(Dataset items)

####################

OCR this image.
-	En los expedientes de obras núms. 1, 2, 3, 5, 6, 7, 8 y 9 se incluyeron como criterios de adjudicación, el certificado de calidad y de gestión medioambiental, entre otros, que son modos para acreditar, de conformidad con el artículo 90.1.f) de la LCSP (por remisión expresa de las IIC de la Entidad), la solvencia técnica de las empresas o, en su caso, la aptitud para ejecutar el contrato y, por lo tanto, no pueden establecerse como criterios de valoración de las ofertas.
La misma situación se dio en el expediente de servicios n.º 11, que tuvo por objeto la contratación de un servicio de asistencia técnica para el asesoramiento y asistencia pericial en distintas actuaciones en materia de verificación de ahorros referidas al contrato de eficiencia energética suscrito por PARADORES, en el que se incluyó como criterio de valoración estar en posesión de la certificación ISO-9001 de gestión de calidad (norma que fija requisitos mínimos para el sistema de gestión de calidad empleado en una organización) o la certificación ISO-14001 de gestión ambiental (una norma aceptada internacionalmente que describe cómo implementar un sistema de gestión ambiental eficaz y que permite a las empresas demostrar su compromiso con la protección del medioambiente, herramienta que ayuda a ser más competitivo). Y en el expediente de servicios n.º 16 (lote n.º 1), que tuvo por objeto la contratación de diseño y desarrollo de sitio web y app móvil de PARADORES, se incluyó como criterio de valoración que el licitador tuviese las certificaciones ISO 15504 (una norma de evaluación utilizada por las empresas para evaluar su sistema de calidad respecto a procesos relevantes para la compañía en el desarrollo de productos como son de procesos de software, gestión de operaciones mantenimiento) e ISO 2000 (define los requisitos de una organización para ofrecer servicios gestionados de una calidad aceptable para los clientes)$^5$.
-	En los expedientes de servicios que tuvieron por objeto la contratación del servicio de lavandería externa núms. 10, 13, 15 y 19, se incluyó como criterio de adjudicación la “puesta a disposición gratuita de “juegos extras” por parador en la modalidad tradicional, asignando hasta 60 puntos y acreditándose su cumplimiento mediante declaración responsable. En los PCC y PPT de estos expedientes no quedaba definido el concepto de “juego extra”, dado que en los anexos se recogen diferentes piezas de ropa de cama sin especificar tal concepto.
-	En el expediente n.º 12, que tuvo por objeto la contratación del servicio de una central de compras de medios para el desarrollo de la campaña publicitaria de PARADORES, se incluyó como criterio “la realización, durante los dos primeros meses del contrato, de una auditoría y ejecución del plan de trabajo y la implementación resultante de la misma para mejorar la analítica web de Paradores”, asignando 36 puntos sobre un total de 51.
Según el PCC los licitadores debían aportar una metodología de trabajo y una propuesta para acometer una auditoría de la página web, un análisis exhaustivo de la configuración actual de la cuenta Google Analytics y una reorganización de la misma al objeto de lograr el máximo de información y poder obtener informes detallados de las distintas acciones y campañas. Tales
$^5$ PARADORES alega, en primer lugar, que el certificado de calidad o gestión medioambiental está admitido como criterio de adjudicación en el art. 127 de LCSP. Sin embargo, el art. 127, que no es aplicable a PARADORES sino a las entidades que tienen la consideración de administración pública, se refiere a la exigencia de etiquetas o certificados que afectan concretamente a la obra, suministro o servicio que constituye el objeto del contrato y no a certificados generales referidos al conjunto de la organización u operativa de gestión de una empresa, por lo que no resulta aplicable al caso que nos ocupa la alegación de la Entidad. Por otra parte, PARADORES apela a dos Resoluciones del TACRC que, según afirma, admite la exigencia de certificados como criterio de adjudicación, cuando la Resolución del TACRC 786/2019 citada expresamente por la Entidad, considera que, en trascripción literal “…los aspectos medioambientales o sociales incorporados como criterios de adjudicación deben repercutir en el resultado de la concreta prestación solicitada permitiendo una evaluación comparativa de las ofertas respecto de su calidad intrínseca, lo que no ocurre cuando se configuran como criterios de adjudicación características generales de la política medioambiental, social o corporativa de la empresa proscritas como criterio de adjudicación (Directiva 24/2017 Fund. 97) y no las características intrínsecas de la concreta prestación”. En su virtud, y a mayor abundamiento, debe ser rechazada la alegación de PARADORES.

####################

### DIRECTIONS FOR THIS TASK:
Reproduce the material above without altering a single character.

### EXERCISE RESPONSE:
OCR this image.
-	En los expedientes de obras núms. 1, 2, 3, 5, 6, 7, 8 y 9 se incluyeron como criterios de adjudicación, el certificado de calidad y de gestión medioambiental, entre otros, que son modos para acreditar, de conformidad con el artículo 90.1.f) de la LCSP (por remisión expresa de las IIC de la Entidad), la solvencia técnica de las empresas o, en su caso, la aptitud para ejecutar el contrato y, por lo tanto, no pueden establecerse como criterios de valoración de las ofertas.
La misma situación se dio en el expediente de servicios n.º 11, que tuvo por objeto la contratación de un servicio de asistencia técnica para el asesoramiento y asistencia pericial en distintas actuaciones en materia de verificación de ahorros referidas al contrato de eficiencia energética suscrito por PARADORES, en el que se incluyó como criterio de valoración estar en posesión de la certificación ISO-9001 de gestión de calidad (norma que fija requisitos mínimos para el sistema de gestión de calidad empleado en una organización) o la certificación ISO-14001 de gestión ambiental (una norma aceptada internacionalmente que describe cómo implementar un sistema de gestión ambiental eficaz y que permite a las empresas demostrar su compromiso con la protección del medioambiente, herramienta que ayuda a ser más competitivo). Y en el expediente de servicios n.º 16 (lote n.º 1), que tuvo por objeto la contratación de diseño y desarrollo de sitio web y app móvil de PARADORES, se incluyó como criterio de valoración que el licitador tuviese las certificaciones ISO 15504 (una norma de evaluación utilizada por las empresas para evaluar su sistema de calidad respecto a procesos relevantes para la compañía en el desarrollo de productos como son de procesos de software, gestión de operaciones mantenimiento) e ISO 2000 (define los requisitos de una organización para ofrecer servicios gestionados de una calidad aceptable para los clientes)$^5$.
-	En los expedientes de servicios que tuvieron por objeto la contratación del servicio de lavandería externa núms. 10, 13, 15 y 19, se incluyó como criterio de adjudicación la “puesta a disposición gratuita de “juegos extras” por parador en la modalidad tradicional, asignando hasta 60 puntos y acreditándose su cumplimiento mediante declaración responsable. En los PCC y PPT de estos expedientes no quedaba definido el concepto de “juego extra”, dado que en los anexos se recogen diferentes piezas de ropa de cama sin especificar tal concepto.
-	En el expediente n.º 12, que tuvo por objeto la contratación del servicio de una central de compras de medios para el desarrollo de la campaña publicitaria de PARADORES, se incluyó como criterio “la realización, durante los dos primeros meses del contrato, de una auditoría y ejecución del plan de trabajo y la implementación resultante de la misma para mejorar la analítica web de Paradores”, asignando 36 puntos sobre un total de 51.
Según el PCC los licitadores debían aportar una metodología de trabajo y una propuesta para acometer una auditoría de la página web, un análisis exhaustivo de la configuración actual de la cuenta Google Analytics y una reorganización de la misma al objeto de lograr el máximo de información y poder obtener informes detallados de las distintas acciones y campañas. Tales
$^5$ PARADORES alega, en primer lugar, que el certificado de calidad o gestión medioambiental está admitido como criterio de adjudicación en el art. 127 de LCSP. Sin embargo, el art. 127, que no es aplicable a PARADORES sino a las entidades que tienen la consideración de administración pública, se refiere a la exigencia de etiquetas o certificados que afectan concretamente a la obra, suministro o servicio que constituye el objeto del contrato y no a certificados generales referidos al conjunto de la organización u operativa de gestión de una empresa, por lo que no resulta aplicable al caso que nos ocupa la alegación de la Entidad. Por otra parte, PARADORES apela a dos Resoluciones del TACRC que, según afirma, admite la exigencia de certificados como criterio de adjudicación, cuando la Resolución del TACRC 786/2019 citada expresamente por la Entidad, considera que, en trascripción literal “…los aspectos medioambientales o sociales incorporados como criterios de adjudicación deben repercutir en el resultado de la concreta prestación solicitada permitiendo una evaluación comparativa de las ofertas respecto de su calidad intrínseca, lo que no ocurre cuando se configuran como criterios de adjudicación características generales de la política medioambiental, social o corporativa de la empresa proscritas como criterio de adjudicación (Directiva 24/2017 Fund. 97) y no las características intrínsecas de la concreta prestación”. En su virtud, y a mayor abundamiento, debe ser rechazada la alegación de PARADORES.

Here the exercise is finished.